- [WHAT THE TASK ASKS]: Can you write out all of the material below, word for word?

- [DATA PROVIDED]:

==*==

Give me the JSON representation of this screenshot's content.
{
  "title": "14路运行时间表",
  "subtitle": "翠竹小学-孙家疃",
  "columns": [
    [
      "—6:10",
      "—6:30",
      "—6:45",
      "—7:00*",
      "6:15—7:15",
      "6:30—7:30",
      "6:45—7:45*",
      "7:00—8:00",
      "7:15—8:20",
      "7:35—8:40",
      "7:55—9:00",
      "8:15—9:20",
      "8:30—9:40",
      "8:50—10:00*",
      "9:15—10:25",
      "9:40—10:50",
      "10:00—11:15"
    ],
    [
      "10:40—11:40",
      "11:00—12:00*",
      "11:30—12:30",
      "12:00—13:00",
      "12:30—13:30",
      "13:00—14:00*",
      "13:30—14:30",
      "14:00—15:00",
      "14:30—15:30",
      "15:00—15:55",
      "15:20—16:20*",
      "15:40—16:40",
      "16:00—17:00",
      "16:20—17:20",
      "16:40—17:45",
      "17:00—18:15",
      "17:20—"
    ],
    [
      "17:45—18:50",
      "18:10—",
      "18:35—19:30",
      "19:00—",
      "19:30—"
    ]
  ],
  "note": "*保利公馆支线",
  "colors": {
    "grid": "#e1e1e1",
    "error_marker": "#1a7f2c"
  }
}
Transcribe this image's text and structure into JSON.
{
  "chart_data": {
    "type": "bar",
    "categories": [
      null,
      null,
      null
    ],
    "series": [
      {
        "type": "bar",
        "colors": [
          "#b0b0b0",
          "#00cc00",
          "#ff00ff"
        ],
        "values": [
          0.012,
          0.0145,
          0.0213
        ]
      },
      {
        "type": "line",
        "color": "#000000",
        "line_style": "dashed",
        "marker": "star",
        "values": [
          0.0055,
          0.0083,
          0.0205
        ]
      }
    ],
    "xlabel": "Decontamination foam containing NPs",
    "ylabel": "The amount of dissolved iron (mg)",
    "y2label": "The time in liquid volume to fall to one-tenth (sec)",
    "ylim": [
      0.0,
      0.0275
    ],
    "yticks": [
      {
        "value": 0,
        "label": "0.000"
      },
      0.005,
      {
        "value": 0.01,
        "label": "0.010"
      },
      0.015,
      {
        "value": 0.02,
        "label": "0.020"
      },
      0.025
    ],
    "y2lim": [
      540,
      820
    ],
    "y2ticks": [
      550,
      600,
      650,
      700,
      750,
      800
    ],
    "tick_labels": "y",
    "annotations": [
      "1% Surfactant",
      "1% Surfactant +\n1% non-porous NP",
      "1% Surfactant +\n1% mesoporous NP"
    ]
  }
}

==*==

- [SOLUTION TO THIS PROBLEM]:
Give me the JSON representation of this screenshot's content.
{
  "title": "14路运行时间表",
  "subtitle": "翠竹小学-孙家疃",
  "columns": [
    [
      "—6:10",
      "—6:30",
      "—6:45",
      "—7:00*",
      "6:15—7:15",
      "6:30—7:30",
      "6:45—7:45*",
      "7:00—8:00",
      "7:15—8:20",
      "7:35—8:40",
      "7:55—9:00",
      "8:15—9:20",
      "8:30—9:40",
      "8:50—10:00*",
      "9:15—10:25",
      "9:40—10:50",
      "10:00—11:15"
    ],
    [
      "10:40—11:40",
      "11:00—12:00*",
      "11:30—12:30",
      "12:00—13:00",
      "12:30—13:30",
      "13:00—14:00*",
      "13:30—14:30",
      "14:00—15:00",
      "14:30—15:30",
      "15:00—15:55",
      "15:20—16:20*",
      "15:40—16:40",
      "16:00—17:00",
      "16:20—17:20",
      "16:40—17:45",
      "17:00—18:15",
      "17:20—"
    ],
    [
      "17:45—18:50",
      "18:10—",
      "18:35—19:30",
      "19:00—",
      "19:30—"
    ]
  ],
  "note": "*保利公馆支线",
  "colors": {
    "grid": "#e1e1e1",
    "error_marker": "#1a7f2c"
  }
}
Transcribe this image's text and structure into JSON.
{
  "chart_data": {
    "type": "bar",
    "categories": [
      null,
      null,
      null
    ],
    "series": [
      {
        "type": "bar",
        "colors": [
          "#b0b0b0",
          "#00cc00",
          "#ff00ff"
        ],
        "values": [
          0.012,
          0.0145,
          0.0213
        ]
      },
      {
        "type": "line",
        "color": "#000000",
        "line_style": "dashed",
        "marker": "star",
        "values": [
          0.0055,
          0.0083,
          0.0205
        ]
      }
    ],
    "xlabel": "Decontamination foam containing NPs",
    "ylabel": "The amount of dissolved iron (mg)",
    "y2label": "The time in liquid volume to fall to one-tenth (sec)",
    "ylim": [
      0.0,
      0.0275
    ],
    "yticks": [
      {
        "value": 0,
        "label": "0.000"
      },
      0.005,
      {
        "value": 0.01,
        "label": "0.010"
      },
      0.015,
      {
        "value": 0.02,
        "label": "0.020"
      },
      0.025
    ],
    "y2lim": [
      540,
      820
    ],
    "y2ticks": [
      550,
      600,
      650,
      700,
      750,
      800
    ],
    "tick_labels": "y",
    "annotations": [
      "1% Surfactant",
      "1% Surfactant +\n1% non-porous NP",
      "1% Surfactant +\n1% mesoporous NP"
    ]
  }
}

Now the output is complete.